§ Dataset listings of figures:
****

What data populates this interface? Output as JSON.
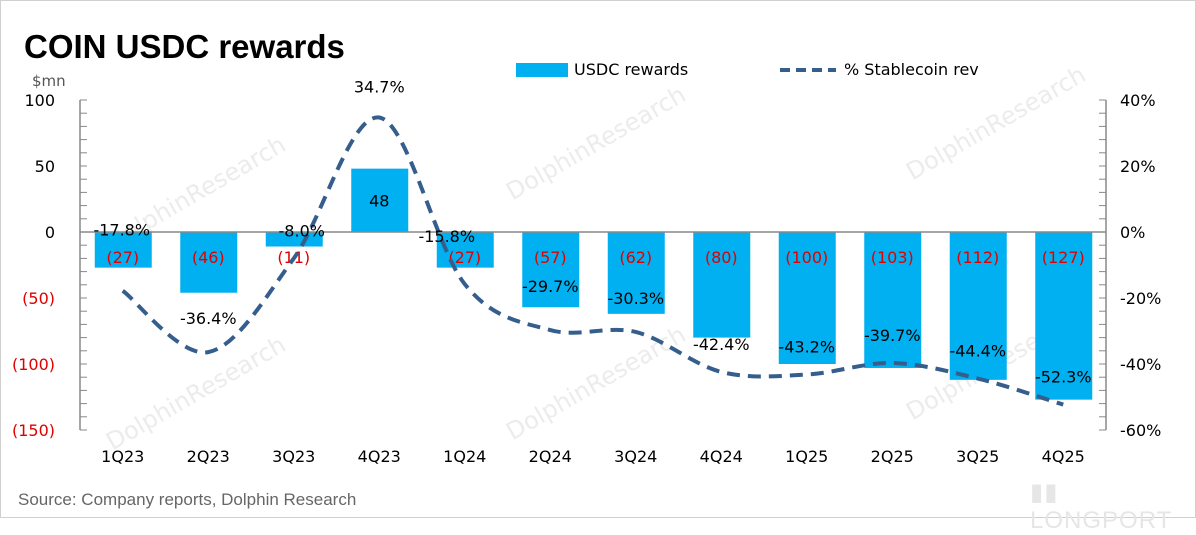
{
  "title": "COIN USDC rewards",
  "unit": "$mn",
  "source": "Source:  Company reports, Dolphin Research",
  "brand": "LONGPORT",
  "watermark": "DolphinResearch",
  "colors": {
    "bar": "#00B0F0",
    "line": "#355E8D",
    "negative_label": "#E00000",
    "axis": "#888888"
  },
  "chart_data": {
    "type": "bar+line",
    "categories": [
      "1Q23",
      "2Q23",
      "3Q23",
      "4Q23",
      "1Q24",
      "2Q24",
      "3Q24",
      "4Q24",
      "1Q25",
      "2Q25",
      "3Q25",
      "4Q25"
    ],
    "series": [
      {
        "name": "USDC rewards",
        "type": "bar",
        "axis": "left",
        "values": [
          -27,
          -46,
          -11,
          48,
          -27,
          -57,
          -62,
          -80,
          -100,
          -103,
          -112,
          -127
        ],
        "labels": [
          "(27)",
          "(46)",
          "(11)",
          "48",
          "(27)",
          "(57)",
          "(62)",
          "(80)",
          "(100)",
          "(103)",
          "(112)",
          "(127)"
        ]
      },
      {
        "name": "% Stablecoin rev",
        "type": "line",
        "style": "dashed",
        "smooth": true,
        "axis": "right",
        "values": [
          -17.8,
          -36.4,
          -8.0,
          34.7,
          -15.8,
          -29.7,
          -30.3,
          -42.4,
          -43.2,
          -39.7,
          -44.4,
          -52.3
        ],
        "labels": [
          "-17.8%",
          "-36.4%",
          "-8.0%",
          "34.7%",
          "-15.8%",
          "-29.7%",
          "-30.3%",
          "-42.4%",
          "-43.2%",
          "-39.7%",
          "-44.4%",
          "-52.3%"
        ]
      }
    ],
    "y_left": {
      "range": [
        -150,
        100
      ],
      "ticks": [
        100,
        50,
        0,
        -50,
        -100,
        -150
      ],
      "tick_labels": [
        "100",
        "50",
        "0",
        "(50)",
        "(100)",
        "(150)"
      ]
    },
    "y_right": {
      "range": [
        -60,
        40
      ],
      "ticks": [
        40,
        20,
        0,
        -20,
        -40,
        -60
      ],
      "tick_labels": [
        "40%",
        "20%",
        "0%",
        "-20%",
        "-40%",
        "-60%"
      ]
    },
    "legend": {
      "placement": "top",
      "entries": [
        "USDC rewards",
        "% Stablecoin rev"
      ]
    },
    "grid": false
  }
}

****

§ Do this:
Reproduce the whole listing exactly, but not the images in it.

§ Exercise answer:
What data populates this interface? Output as JSON.
{
  "title": "COIN USDC rewards",
  "unit": "$mn",
  "source": "Source:  Company reports, Dolphin Research",
  "brand": "LONGPORT",
  "watermark": "DolphinResearch",
  "colors": {
    "bar": "#00B0F0",
    "line": "#355E8D",
    "negative_label": "#E00000",
    "axis": "#888888"
  },
  "chart_data": {
    "type": "bar+line",
    "categories": [
      "1Q23",
      "2Q23",
      "3Q23",
      "4Q23",
      "1Q24",
      "2Q24",
      "3Q24",
      "4Q24",
      "1Q25",
      "2Q25",
      "3Q25",
      "4Q25"
    ],
    "series": [
      {
        "name": "USDC rewards",
        "type": "bar",
        "axis": "left",
        "values": [
          -27,
          -46,
          -11,
          48,
          -27,
          -57,
          -62,
          -80,
          -100,
          -103,
          -112,
          -127
        ],
        "labels": [
          "(27)",
          "(46)",
          "(11)",
          "48",
          "(27)",
          "(57)",
          "(62)",
          "(80)",
          "(100)",
          "(103)",
          "(112)",
          "(127)"
        ]
      },
      {
        "name": "% Stablecoin rev",
        "type": "line",
        "style": "dashed",
        "smooth": true,
        "axis": "right",
        "values": [
          -17.8,
          -36.4,
          -8.0,
          34.7,
          -15.8,
          -29.7,
          -30.3,
          -42.4,
          -43.2,
          -39.7,
          -44.4,
          -52.3
        ],
        "labels": [
          "-17.8%",
          "-36.4%",
          "-8.0%",
          "34.7%",
          "-15.8%",
          "-29.7%",
          "-30.3%",
          "-42.4%",
          "-43.2%",
          "-39.7%",
          "-44.4%",
          "-52.3%"
        ]
      }
    ],
    "y_left": {
      "range": [
        -150,
        100
      ],
      "ticks": [
        100,
        50,
        0,
        -50,
        -100,
        -150
      ],
      "tick_labels": [
        "100",
        "50",
        "0",
        "(50)",
        "(100)",
        "(150)"
      ]
    },
    "y_right": {
      "range": [
        -60,
        40
      ],
      "ticks": [
        40,
        20,
        0,
        -20,
        -40,
        -60
      ],
      "tick_labels": [
        "40%",
        "20%",
        "0%",
        "-20%",
        "-40%",
        "-60%"
      ]
    },
    "legend": {
      "placement": "top",
      "entries": [
        "USDC rewards",
        "% Stablecoin rev"
      ]
    },
    "grid": false
  }
}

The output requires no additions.